Items drawn from a dataset:
┌──

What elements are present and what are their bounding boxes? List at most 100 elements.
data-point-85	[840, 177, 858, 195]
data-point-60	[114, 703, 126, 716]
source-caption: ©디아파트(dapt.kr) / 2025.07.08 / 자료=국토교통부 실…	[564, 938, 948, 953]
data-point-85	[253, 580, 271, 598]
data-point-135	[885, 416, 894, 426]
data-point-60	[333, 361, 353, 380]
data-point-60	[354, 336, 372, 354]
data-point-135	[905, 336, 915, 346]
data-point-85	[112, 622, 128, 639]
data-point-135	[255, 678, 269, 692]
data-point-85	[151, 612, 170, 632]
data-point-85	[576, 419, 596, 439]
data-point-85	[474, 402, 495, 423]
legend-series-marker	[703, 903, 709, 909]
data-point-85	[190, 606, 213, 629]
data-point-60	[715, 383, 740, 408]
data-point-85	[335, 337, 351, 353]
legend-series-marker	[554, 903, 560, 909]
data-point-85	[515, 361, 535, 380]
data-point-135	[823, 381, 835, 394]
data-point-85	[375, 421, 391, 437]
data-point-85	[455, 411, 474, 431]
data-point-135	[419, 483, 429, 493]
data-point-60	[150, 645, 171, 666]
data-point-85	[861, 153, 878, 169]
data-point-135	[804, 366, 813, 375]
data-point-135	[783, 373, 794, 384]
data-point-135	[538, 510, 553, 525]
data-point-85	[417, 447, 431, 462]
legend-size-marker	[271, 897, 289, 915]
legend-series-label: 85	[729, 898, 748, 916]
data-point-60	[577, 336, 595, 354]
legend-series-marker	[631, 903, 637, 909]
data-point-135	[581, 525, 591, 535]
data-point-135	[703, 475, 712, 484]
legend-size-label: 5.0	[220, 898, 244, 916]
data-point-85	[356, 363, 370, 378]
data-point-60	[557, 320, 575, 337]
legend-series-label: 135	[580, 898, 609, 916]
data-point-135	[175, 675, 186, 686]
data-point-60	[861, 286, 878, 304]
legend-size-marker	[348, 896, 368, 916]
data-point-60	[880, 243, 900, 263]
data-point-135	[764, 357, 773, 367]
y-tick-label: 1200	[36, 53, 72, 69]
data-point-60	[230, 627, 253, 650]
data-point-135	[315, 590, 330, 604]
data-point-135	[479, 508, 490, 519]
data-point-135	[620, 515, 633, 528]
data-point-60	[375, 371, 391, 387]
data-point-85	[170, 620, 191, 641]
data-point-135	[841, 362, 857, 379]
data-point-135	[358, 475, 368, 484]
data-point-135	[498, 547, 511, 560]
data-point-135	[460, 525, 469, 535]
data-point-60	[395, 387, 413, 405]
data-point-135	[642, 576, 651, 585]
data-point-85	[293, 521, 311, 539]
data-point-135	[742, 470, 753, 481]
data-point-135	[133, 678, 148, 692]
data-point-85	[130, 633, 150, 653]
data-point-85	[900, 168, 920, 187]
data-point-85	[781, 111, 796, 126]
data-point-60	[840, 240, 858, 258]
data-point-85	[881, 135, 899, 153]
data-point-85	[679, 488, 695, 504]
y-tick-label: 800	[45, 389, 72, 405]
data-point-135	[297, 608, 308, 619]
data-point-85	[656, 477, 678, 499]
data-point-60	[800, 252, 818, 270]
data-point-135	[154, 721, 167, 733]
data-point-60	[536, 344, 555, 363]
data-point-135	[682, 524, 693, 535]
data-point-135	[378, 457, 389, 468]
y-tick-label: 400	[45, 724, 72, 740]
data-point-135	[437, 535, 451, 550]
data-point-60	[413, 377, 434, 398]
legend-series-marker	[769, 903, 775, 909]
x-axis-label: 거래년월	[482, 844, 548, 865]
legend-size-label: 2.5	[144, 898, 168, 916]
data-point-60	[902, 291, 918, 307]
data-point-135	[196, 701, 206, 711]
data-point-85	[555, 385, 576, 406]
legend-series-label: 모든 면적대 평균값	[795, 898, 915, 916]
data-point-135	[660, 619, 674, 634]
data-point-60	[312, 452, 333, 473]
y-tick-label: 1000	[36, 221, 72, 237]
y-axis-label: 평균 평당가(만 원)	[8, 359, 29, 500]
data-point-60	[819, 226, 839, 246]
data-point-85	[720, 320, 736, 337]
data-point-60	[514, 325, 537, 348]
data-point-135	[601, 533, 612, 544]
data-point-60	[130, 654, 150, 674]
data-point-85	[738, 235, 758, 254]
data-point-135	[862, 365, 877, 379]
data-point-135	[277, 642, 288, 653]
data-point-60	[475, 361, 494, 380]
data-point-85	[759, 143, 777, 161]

└──

* [What the task asks]: Write out the entire listing above again, line by line, character for character.

* [Full output]:
What elements are present and what are their bounding boxes? List at most 100 elements.
data-point-85	[840, 177, 858, 195]
data-point-60	[114, 703, 126, 716]
source-caption: ©디아파트(dapt.kr) / 2025.07.08 / 자료=국토교통부 실…	[564, 938, 948, 953]
data-point-85	[253, 580, 271, 598]
data-point-135	[885, 416, 894, 426]
data-point-60	[333, 361, 353, 380]
data-point-60	[354, 336, 372, 354]
data-point-135	[905, 336, 915, 346]
data-point-85	[112, 622, 128, 639]
data-point-135	[255, 678, 269, 692]
data-point-85	[151, 612, 170, 632]
data-point-85	[576, 419, 596, 439]
data-point-85	[474, 402, 495, 423]
legend-series-marker	[703, 903, 709, 909]
data-point-85	[190, 606, 213, 629]
data-point-60	[715, 383, 740, 408]
data-point-85	[335, 337, 351, 353]
legend-series-marker	[554, 903, 560, 909]
data-point-85	[515, 361, 535, 380]
data-point-135	[823, 381, 835, 394]
data-point-85	[375, 421, 391, 437]
data-point-85	[455, 411, 474, 431]
data-point-135	[419, 483, 429, 493]
data-point-60	[150, 645, 171, 666]
data-point-85	[861, 153, 878, 169]
data-point-135	[804, 366, 813, 375]
data-point-135	[783, 373, 794, 384]
data-point-135	[538, 510, 553, 525]
data-point-85	[417, 447, 431, 462]
legend-size-marker	[271, 897, 289, 915]
legend-series-label: 85	[729, 898, 748, 916]
data-point-60	[577, 336, 595, 354]
legend-series-marker	[631, 903, 637, 909]
data-point-135	[581, 525, 591, 535]
data-point-135	[703, 475, 712, 484]
legend-size-label: 5.0	[220, 898, 244, 916]
data-point-85	[356, 363, 370, 378]
data-point-60	[557, 320, 575, 337]
legend-series-label: 135	[580, 898, 609, 916]
data-point-135	[175, 675, 186, 686]
data-point-60	[861, 286, 878, 304]
legend-size-marker	[348, 896, 368, 916]
data-point-60	[880, 243, 900, 263]
data-point-135	[764, 357, 773, 367]
y-tick-label: 1200	[36, 53, 72, 69]
data-point-60	[230, 627, 253, 650]
data-point-135	[315, 590, 330, 604]
data-point-135	[479, 508, 490, 519]
data-point-135	[620, 515, 633, 528]
data-point-60	[375, 371, 391, 387]
data-point-85	[170, 620, 191, 641]
data-point-135	[841, 362, 857, 379]
data-point-135	[358, 475, 368, 484]
data-point-135	[498, 547, 511, 560]
data-point-135	[460, 525, 469, 535]
data-point-60	[395, 387, 413, 405]
data-point-135	[642, 576, 651, 585]
data-point-85	[293, 521, 311, 539]
data-point-135	[742, 470, 753, 481]
data-point-135	[133, 678, 148, 692]
data-point-85	[130, 633, 150, 653]
data-point-85	[900, 168, 920, 187]
data-point-85	[781, 111, 796, 126]
data-point-60	[840, 240, 858, 258]
data-point-85	[881, 135, 899, 153]
data-point-85	[679, 488, 695, 504]
y-tick-label: 800	[45, 389, 72, 405]
data-point-135	[297, 608, 308, 619]
data-point-85	[656, 477, 678, 499]
data-point-60	[800, 252, 818, 270]
data-point-135	[154, 721, 167, 733]
data-point-60	[536, 344, 555, 363]
data-point-135	[682, 524, 693, 535]
data-point-135	[378, 457, 389, 468]
y-tick-label: 400	[45, 724, 72, 740]
data-point-135	[437, 535, 451, 550]
data-point-60	[413, 377, 434, 398]
legend-series-marker	[769, 903, 775, 909]
x-axis-label: 거래년월	[482, 844, 548, 865]
legend-size-label: 2.5	[144, 898, 168, 916]
data-point-60	[902, 291, 918, 307]
data-point-135	[196, 701, 206, 711]
data-point-85	[555, 385, 576, 406]
legend-series-label: 모든 면적대 평균값	[795, 898, 915, 916]
data-point-135	[660, 619, 674, 634]
data-point-60	[312, 452, 333, 473]
y-tick-label: 1000	[36, 221, 72, 237]
y-axis-label: 평균 평당가(만 원)	[8, 359, 29, 500]
data-point-60	[819, 226, 839, 246]
data-point-85	[720, 320, 736, 337]
data-point-60	[514, 325, 537, 348]
data-point-135	[601, 533, 612, 544]
data-point-60	[130, 654, 150, 674]
data-point-85	[738, 235, 758, 254]
data-point-135	[862, 365, 877, 379]
data-point-135	[277, 642, 288, 653]
data-point-60	[475, 361, 494, 380]
data-point-85	[759, 143, 777, 161]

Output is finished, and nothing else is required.